Years ago, I heard the story of a bishop in the Independent Sacramental Movement who would dress up in his bishop’s vestments, sit in his church on his episcopal throne (that is the proper, if unfortunate, title for a bishop’s chair in a cathedral) and send people to stand in front of the church like carnival barkers inviting people in to see the bishop. Not surprisingly, he didn’t have many takers. Of the few who did poke their heads inside to see him sitting in his finery, holding his crozier (bishop’s staff), sitting on his throne, most of them asked who this guy thought he was – a very good question, indeed – and left without approaching him. If he had taken off his ecclesiastical drag show attire and gone out into the streets to actually meet and work with people in need, perhaps people would have wanted to speak with him. I believe he would also have lost his desire to sit on his throne offering “audiences” to passersby.
I relate that story because it is very relevant to the notion of having prosperity as a primary spiritual goal. Both situations are all about me, myself, and I. My money, my wealth, my fame, my recognition, and the honor and respect due to me. There is no valid spiritual goal that is all about me! “Me” is nothing more than an ego trip, no matter how well we dress it up and attempt to disguise it, and ego trips are inherently counter-spiritual. Whether it’s ecclesiastical finery or a promise to use our prosperity to help others, such proposals all ask for payment up front (so to speak) based upon a future promise of doing good deeds in return – not exactly a trust based arrangement!

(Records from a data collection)
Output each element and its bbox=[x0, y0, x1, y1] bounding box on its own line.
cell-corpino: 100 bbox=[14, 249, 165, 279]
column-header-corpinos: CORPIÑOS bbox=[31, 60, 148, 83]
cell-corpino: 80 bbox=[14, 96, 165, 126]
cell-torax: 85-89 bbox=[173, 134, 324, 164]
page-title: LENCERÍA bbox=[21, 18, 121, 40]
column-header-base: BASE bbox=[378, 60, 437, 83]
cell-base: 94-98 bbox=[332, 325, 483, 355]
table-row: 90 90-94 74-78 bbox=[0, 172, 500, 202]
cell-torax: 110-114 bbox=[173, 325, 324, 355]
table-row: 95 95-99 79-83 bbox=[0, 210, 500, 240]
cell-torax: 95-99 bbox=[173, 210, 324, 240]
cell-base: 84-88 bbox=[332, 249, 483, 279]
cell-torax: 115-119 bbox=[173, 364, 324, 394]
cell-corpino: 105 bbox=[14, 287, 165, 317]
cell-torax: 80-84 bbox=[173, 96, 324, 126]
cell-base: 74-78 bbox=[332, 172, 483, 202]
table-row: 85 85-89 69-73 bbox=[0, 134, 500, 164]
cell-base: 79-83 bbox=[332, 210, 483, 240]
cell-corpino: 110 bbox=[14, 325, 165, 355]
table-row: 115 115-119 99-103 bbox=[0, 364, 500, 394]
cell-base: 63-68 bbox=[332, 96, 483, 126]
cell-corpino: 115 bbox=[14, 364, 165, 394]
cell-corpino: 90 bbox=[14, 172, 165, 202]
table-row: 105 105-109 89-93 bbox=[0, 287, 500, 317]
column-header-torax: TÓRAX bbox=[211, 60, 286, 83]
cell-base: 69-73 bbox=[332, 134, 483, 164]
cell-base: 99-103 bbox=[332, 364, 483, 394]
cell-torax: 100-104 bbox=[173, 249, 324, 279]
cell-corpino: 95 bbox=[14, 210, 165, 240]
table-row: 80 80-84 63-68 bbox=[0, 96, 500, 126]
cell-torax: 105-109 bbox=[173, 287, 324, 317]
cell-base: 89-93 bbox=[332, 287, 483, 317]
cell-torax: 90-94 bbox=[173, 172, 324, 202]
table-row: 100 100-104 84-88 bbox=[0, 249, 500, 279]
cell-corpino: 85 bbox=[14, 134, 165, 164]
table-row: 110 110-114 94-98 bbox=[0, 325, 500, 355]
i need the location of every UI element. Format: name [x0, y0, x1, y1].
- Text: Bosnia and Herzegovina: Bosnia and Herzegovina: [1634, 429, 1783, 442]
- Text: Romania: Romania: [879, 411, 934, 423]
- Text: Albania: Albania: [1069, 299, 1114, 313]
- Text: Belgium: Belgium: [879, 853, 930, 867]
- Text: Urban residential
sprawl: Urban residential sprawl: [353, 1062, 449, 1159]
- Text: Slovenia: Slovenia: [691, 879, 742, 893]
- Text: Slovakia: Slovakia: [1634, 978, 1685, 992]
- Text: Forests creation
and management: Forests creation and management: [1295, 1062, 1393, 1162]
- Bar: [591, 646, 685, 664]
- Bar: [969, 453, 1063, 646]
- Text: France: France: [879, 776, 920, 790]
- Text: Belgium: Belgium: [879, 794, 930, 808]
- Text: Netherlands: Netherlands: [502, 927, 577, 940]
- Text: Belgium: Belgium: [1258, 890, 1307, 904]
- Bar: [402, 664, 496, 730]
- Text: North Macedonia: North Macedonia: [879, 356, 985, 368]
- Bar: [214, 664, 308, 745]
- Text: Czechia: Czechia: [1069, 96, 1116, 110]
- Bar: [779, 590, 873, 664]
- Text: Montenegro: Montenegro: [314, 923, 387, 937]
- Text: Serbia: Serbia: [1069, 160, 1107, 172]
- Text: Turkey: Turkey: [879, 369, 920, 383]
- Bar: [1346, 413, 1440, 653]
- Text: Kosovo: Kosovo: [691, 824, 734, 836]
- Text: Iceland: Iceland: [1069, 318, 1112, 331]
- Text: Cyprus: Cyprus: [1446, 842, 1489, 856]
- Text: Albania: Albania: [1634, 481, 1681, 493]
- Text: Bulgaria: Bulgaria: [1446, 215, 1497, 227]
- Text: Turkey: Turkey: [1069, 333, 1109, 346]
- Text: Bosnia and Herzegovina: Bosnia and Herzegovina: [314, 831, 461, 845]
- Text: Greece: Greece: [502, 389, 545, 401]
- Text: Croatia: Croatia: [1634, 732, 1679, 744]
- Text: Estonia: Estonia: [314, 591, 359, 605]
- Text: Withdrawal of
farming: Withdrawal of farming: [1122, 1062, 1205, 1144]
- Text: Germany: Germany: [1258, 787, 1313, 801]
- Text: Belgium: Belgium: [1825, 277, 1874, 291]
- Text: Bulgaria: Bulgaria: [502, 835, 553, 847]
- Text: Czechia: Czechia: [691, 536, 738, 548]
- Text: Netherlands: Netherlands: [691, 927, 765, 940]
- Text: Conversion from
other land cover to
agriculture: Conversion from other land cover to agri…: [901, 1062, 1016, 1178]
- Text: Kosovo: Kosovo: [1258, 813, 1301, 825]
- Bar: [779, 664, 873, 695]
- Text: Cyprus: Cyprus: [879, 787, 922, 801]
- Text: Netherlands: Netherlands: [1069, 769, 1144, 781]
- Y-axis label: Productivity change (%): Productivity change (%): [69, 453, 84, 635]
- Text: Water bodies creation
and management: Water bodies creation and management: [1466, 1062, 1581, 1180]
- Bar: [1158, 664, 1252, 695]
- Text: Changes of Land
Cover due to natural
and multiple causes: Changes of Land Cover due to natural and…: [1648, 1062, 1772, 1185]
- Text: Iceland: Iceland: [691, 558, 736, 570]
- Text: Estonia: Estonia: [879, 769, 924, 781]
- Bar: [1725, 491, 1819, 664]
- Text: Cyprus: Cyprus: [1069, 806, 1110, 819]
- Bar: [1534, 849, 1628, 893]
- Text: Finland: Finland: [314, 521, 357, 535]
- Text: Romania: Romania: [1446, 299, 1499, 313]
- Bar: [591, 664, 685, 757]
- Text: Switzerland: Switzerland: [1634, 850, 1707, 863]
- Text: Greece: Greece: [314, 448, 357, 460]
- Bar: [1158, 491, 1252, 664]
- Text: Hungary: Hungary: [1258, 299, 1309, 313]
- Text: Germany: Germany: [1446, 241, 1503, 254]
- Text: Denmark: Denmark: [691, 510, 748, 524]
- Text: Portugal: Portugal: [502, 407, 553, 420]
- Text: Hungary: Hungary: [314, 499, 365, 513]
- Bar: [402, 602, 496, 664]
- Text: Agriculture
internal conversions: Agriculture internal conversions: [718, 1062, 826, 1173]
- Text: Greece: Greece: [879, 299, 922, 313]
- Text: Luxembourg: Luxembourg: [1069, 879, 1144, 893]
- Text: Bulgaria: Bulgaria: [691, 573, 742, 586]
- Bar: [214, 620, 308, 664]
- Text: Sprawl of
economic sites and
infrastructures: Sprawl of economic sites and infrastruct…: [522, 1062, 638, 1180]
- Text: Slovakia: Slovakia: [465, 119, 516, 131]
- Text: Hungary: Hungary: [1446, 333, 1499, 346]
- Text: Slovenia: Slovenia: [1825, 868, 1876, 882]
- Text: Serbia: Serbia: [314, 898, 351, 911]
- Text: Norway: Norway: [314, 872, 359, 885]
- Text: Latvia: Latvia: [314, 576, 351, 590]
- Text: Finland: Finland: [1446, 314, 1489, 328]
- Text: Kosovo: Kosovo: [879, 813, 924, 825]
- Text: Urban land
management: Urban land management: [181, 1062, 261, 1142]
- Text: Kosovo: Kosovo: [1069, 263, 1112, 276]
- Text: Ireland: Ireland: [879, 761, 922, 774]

• **WHAT YOU NEED TO DO**:
(A) Copy the records from their first line through the line containing "cell-torax: 115-119 bbox=[173, 364, 324, 394]", including both ends.
(B) Continue the passage on the bishop and prosperity as a spiritual goal from the point where it ends.
These records are not connected to the text in any way.

• **OUTPUTS BY TASK**:
(A)
Output each element and its bbox=[x0, y0, x1, y1] bounding box on its own line.
cell-corpino: 100 bbox=[14, 249, 165, 279]
column-header-corpinos: CORPIÑOS bbox=[31, 60, 148, 83]
cell-corpino: 80 bbox=[14, 96, 165, 126]
cell-torax: 85-89 bbox=[173, 134, 324, 164]
page-title: LENCERÍA bbox=[21, 18, 121, 40]
column-header-base: BASE bbox=[378, 60, 437, 83]
cell-base: 94-98 bbox=[332, 325, 483, 355]
table-row: 90 90-94 74-78 bbox=[0, 172, 500, 202]
cell-torax: 110-114 bbox=[173, 325, 324, 355]
table-row: 95 95-99 79-83 bbox=[0, 210, 500, 240]
cell-torax: 95-99 bbox=[173, 210, 324, 240]
cell-base: 84-88 bbox=[332, 249, 483, 279]
cell-torax: 115-119 bbox=[173, 364, 324, 394]

(B)
The spiritual path should be about my spiritual growth and development so that I can benefit all living beings. That means that the development of compassion, altruism, patience, and the ability to love wastefully should be primary goals. If money comes along the way, great! There’s nothing wrong with money – or anything else – unless we become attached to it and start worshiping it as some sort of lesser god. The truth is that if money does come, we won’t know how to handle it responsibly unless we have developed the virtues listed above.